- _GIVEN DATA_:

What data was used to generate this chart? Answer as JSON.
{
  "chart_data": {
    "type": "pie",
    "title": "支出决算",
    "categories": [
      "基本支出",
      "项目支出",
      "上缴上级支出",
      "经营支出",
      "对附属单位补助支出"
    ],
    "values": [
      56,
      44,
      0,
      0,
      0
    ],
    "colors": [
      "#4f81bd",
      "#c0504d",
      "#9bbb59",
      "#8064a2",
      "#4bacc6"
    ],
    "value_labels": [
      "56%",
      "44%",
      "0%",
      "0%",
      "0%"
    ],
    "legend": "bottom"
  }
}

- _PROBLEM TO SOLVE_:
Write out the complete set of records exactly as given.

- _RESPONSE_:
What data was used to generate this chart? Answer as JSON.
{
  "chart_data": {
    "type": "pie",
    "title": "支出决算",
    "categories": [
      "基本支出",
      "项目支出",
      "上缴上级支出",
      "经营支出",
      "对附属单位补助支出"
    ],
    "values": [
      56,
      44,
      0,
      0,
      0
    ],
    "colors": [
      "#4f81bd",
      "#c0504d",
      "#9bbb59",
      "#8064a2",
      "#4bacc6"
    ],
    "value_labels": [
      "56%",
      "44%",
      "0%",
      "0%",
      "0%"
    ],
    "legend": "bottom"
  }
}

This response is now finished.